* _Quoted text_:
# Cord question



## derekleffew (Jun 17, 2013)

In a recent discussion, member @JD linked to this cord:


CEP All-Weather Power Cord — 50-Ft., 50 Amps, 240 Volts, Model# 6450M | Generator Cordsets Plugs| Northern Tool + Equipment

What I find peculiar is that the jacket reads

> Carol *6/3 & 8/1* 90°C SOW ...


 which we know means three [HASHTAG]#6[/HASHTAG] AWG and one [HASHTAG]#8[/HASHTAG] conductor(s). 
*WHY would a cable have two different sized conductors?*
Is there some NFPA code or listed, by NRTL that allows (or requires) this?

I know school is supposed to be over for the summer, but one never stops (or at least _should_ never stop) learning. *Students only*, for one week please.


----------



## zmb (Jun 17, 2013)

Typically a large conductor or multiples are seen on the neutral line of dimmer rack due to harmonics that would cause the current to exceed what it was sized for.

Presuming that this cord is for 120/240 split phase, what's coming into most houses, the 8 gauge conductor is smaller then the rest and going to be for the ground connection. Cannot cite a code listing for why this would be allowed, but certainly reduces costs with less copper.


----------



## derekleffew (Jun 17, 2013)

Anyone care to agree/disagree with @zmb ? Extra points awarded for the proper code citation.

* _Given task 1_: In the cord thread, what connection does zmb say the 8 gauge conductor is for?
* _Given task 2_: Pick up the cord thread after its final post and carry it on.

* _Rows_:
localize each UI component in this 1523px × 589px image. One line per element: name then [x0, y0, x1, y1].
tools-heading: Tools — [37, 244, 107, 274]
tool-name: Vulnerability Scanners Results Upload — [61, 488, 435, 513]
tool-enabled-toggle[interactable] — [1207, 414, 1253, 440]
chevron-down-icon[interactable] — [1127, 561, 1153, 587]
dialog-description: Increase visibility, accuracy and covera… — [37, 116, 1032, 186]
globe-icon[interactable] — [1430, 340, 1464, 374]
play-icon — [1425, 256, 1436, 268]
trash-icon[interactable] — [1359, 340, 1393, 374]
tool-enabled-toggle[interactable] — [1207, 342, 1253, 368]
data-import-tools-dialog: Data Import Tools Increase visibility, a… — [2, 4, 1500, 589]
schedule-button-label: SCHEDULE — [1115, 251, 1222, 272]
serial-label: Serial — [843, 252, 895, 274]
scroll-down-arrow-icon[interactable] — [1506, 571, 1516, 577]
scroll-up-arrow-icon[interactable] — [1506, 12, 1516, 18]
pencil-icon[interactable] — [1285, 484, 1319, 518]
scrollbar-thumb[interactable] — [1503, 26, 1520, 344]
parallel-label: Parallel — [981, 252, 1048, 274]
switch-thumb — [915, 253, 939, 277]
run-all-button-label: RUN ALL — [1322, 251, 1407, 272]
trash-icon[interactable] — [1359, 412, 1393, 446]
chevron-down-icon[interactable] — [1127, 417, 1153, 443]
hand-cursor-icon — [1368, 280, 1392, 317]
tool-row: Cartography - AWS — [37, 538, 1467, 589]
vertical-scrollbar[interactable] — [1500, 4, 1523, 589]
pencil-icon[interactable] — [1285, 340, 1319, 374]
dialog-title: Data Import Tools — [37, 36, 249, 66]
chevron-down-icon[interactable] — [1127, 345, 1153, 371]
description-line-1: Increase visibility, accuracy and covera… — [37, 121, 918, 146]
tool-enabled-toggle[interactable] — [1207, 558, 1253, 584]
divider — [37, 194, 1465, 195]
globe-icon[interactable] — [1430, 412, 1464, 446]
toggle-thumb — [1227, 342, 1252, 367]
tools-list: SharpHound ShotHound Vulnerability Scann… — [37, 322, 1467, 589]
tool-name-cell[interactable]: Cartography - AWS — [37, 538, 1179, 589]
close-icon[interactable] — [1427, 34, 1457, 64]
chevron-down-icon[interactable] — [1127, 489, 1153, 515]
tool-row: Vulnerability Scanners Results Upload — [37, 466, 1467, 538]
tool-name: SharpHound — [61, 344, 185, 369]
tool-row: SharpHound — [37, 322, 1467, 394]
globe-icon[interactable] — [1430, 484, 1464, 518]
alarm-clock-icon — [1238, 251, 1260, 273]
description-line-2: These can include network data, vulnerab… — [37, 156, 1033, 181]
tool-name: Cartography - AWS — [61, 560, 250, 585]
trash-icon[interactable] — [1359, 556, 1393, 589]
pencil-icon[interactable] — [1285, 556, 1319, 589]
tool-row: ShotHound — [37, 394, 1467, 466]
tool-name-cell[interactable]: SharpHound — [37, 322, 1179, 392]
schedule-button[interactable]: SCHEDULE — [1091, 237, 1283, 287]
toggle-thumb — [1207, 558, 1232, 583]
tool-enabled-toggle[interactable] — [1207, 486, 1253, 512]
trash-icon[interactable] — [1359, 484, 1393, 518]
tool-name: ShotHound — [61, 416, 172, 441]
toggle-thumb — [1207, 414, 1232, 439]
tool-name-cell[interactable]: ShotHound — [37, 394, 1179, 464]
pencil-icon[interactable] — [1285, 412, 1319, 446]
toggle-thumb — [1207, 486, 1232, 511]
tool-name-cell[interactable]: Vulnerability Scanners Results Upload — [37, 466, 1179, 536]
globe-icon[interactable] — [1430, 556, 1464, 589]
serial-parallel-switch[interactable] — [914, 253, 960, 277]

* _Result 1_: The ground connection.

* _Result 2_:
Let's assume he is correct. Can the savings of using one [HASHTAG]#8[/HASHTAG] wire over [HASHTAG]#6[/HASHTAG] offset the added complexity of manufacturing a cable with different sized conductors inside?


----------



## gafftapegreenia (Jun 17, 2013)

I know I asked about this once in a different thread. It was about a set of banded feeder I once worked with on a photo shoot. @STEVETERRY gave me an answer, I'll see if I can find it.

I didn't realize they manufactured cable with a smaller ground wire than the current carrying conductors, but it its allowable in banded feeder, why not in a cable assembly?


----------



## zmb (Jun 17, 2013)

derekleffew said:


> Let's assume he is correct. Can the savings of using one #8 wire over #6 offset the added complexity of manufacturing a cable with different sized conductors inside?



That's the question I have too. Has to complicate the machinery that winds everything neatly together, which adds cost. Probably more economical on longer cables with large conductors.


----------



## JD (Jun 17, 2013)

I find it perplexing as I can't image that much is saved. Yes, it is the ground conductor that is #8. For what they charge, you could buy 6/4 and put the connectors on and still save money.

They charge $600 for the 100 foot one. 100' of 6/4 SOOW goes for about $400. Add the connectors and you still save over $100.


----------



## BillConnerFASTC (Jun 18, 2013)

One sage in this industry was quite clear that every penny in parts to the manufacturer is a dollar at retail.

As far as building your own saving, that would have to include the value of your time and the cost of assuming the liability in addition to just the cost of the parts. Heck, if I was making just one, I could spend more than an hour sourcing the parts, but ymmv.


----------



## JChenault (Jun 18, 2013)

I'm missing something.

The cable has four conductors

The plugs look to me as if they have only three lugs.

Huh?


----------



## sk8rsdad (Jun 18, 2013)

The outer shell is the ground.


----------



## MarfaLights (Jun 18, 2013)

The outer part of the connector is metal and grounded.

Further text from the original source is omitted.